• Supplied text:
In the midst of happiness, sadnessDWK
When your parents split up as early as mine did, it’s practically inevitable they’ll remarry. Odds are, they’ll want children too. At my father’s I was eventually the oldest of four–me, then a brother, then a sister, then another sister. At my mother’s I was eventually the oldest of three– me, then a sister, then a brother. (I missed everyone’s birth, save my oldest sister’s, because I was in the wrong household at the wrong time. My youngest brother, for instance, whose gestation I’d followed closely, patting my mom’s swelling tummy throughout, was born the summer I was nine years old, a few weeks after I’d left for my dad’s.)
Perhaps it was coincidence, or just a nine-year-old thing, but that particular summer stands out as the year I was most homesick on both ends of the visit–terribly miserable and bereft when I got to my dad’s, and equally miserable and bereft when I left.
Happily, though, there was a fascinating new addition at my father’s house that summer–a cheerful bald big-eyed baby sister, born in September, just after my visit the year before. We’d never met till now. She was a highly amusing little baby, and my stepmother, who knew I’d been taking care of younger siblings since I was in first grade, gave us free rein and allowed me plenty of responsibility. My sweet sister, just crawling, just babbling, entranced by everything my brother and I did and perfectly happy to be dragged along in our wake, was a delight. I carried her around on my hip all day and we made her the focus of every game we played.
Sometimes when I missed my mother/stepfather/other sister most acutely, burying my nose in her delicious neck was the only thing that helped. And by later that summer, when my mom gave birth to a boy I wouldn’t even see for six more weeks, I figured it didn’t matter half as much as I’d originally thought. Why couldn’t I just stay here, with THIS particular baby, instead of flying far away to meet another one? Actually, I wasn’t even going straight home. I was scheduled to go stay with my grandmother for a couple of weeks–an interlude I’d looked forward to all year. I was to have riding lessons–a dream come true–plus the undivided attention of my favorite grandmother, and yet I found even that transition hard, that particular summer. Besides, according to my mother’s letters, this new baby brother screamed all day unless the vacuum cleaner was on. This sounded less than desirable. At my grandmother’s, with full access to stables and the like, I muffled my sobs in bed night after night. I didn’t want to ride horses, nor did I want to go “home”. I wanted to go back to my dad’s. I missed them terribly, my parents, my brother, my absolutely adorable baby sister. Next year, I knew, she’d be an entirely different kid. I wanted to buy them lavish presents, and send them quickly, lest they, in their happiness, forget me.

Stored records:
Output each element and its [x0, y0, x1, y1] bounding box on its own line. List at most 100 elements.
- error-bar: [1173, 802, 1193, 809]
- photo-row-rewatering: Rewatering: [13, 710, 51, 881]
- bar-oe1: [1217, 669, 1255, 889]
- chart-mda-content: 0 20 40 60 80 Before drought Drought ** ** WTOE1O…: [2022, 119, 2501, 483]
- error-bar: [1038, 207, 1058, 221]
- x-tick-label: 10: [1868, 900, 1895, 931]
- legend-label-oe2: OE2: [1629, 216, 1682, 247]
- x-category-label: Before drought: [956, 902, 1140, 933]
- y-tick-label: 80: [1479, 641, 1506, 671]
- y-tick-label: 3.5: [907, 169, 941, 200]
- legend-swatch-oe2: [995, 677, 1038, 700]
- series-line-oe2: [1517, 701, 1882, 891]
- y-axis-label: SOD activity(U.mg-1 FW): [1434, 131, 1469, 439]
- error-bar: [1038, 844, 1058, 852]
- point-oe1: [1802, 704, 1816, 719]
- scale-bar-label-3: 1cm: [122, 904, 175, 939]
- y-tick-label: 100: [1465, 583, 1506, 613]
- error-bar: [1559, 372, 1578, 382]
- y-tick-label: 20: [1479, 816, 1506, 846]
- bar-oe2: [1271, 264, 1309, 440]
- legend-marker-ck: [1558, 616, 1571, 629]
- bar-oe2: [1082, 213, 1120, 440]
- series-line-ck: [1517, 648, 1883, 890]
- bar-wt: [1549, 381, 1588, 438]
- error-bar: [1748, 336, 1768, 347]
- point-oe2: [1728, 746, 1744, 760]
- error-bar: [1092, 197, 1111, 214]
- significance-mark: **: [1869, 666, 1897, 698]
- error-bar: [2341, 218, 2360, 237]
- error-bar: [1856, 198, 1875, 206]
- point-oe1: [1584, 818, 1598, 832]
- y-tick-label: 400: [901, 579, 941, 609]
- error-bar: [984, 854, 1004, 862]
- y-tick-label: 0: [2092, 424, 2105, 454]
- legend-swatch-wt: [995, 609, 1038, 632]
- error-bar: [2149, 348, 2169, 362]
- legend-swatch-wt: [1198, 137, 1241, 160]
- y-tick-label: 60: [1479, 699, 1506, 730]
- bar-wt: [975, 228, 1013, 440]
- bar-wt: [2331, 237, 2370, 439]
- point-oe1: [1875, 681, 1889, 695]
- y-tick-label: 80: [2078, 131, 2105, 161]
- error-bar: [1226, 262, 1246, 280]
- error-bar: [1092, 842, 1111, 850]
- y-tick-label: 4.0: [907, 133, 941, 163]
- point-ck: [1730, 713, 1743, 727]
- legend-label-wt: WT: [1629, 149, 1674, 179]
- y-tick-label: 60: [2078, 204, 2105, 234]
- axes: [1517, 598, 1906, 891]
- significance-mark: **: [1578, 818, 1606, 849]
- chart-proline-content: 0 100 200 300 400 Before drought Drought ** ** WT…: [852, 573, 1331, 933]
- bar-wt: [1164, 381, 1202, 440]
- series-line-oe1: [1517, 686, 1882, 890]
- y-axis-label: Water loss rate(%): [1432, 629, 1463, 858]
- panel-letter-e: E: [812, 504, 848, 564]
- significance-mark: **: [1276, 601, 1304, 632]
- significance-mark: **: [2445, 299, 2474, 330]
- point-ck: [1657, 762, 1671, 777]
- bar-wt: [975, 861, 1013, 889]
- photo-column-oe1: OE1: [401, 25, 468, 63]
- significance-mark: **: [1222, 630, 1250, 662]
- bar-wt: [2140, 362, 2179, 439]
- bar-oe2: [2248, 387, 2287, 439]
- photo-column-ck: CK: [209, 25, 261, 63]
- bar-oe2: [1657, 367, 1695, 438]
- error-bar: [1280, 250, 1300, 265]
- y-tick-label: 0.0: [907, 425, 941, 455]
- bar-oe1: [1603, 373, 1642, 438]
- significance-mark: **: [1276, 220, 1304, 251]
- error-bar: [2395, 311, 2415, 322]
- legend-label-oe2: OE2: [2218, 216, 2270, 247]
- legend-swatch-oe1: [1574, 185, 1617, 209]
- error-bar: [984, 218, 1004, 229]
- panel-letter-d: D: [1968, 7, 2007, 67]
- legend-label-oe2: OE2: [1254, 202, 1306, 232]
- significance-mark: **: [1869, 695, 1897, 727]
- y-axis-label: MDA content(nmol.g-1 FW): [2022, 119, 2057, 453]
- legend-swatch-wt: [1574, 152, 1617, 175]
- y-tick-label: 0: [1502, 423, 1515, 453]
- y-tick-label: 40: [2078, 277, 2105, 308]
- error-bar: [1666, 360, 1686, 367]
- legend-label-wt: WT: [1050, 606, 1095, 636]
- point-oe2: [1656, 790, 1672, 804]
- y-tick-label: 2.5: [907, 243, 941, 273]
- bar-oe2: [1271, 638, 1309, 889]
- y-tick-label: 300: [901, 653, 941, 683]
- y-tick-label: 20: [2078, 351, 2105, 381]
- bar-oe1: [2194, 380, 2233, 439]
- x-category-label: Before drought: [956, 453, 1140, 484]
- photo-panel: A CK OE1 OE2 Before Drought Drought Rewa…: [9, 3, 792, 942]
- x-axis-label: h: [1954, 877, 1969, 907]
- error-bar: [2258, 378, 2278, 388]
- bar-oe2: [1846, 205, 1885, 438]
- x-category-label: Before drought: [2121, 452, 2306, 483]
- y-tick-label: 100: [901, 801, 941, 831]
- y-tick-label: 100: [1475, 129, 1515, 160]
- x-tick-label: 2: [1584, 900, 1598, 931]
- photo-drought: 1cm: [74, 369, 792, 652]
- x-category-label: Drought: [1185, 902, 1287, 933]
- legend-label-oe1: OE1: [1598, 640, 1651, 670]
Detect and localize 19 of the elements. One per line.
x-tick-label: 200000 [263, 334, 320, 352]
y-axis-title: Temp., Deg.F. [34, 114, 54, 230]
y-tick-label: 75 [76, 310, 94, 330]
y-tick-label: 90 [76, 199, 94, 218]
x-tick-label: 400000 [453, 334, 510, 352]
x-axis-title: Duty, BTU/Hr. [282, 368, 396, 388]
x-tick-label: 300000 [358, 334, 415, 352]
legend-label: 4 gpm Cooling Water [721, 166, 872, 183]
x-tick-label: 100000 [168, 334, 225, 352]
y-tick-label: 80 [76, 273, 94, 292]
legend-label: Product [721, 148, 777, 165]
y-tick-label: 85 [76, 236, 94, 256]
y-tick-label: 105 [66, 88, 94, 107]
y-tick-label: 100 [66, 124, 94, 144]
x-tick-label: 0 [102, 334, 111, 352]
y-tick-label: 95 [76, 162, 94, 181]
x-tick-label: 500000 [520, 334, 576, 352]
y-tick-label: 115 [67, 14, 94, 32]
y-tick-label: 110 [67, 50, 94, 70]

• Problems and tasks:
- 1) Answer these from the essay:
(a) At the father's house, the narrator was eventually the oldest of how many children?
(b) In which month was the baby sister at the father's house born?
(c) What was the narrator to have at the grandmother's that the essay calls "a dream come true"?
- 2) Pull out every line of the stored records that includes the string "content", treating uppercase and lowercase as distinct.
The essay and the stored records are independent of each other.

• Task-by-task solutions:
- 1)
(a) Four
(b) September
(c) Riding lessons

- 2)
- chart-mda-content: 0 20 40 60 80 Before drought Drought ** ** WTOE1O…: [2022, 119, 2501, 483]
- chart-proline-content: 0 100 200 300 400 Before drought Drought ** ** WT…: [852, 573, 1331, 933]
- y-axis-label: MDA content(nmol.g-1 FW): [2022, 119, 2057, 453]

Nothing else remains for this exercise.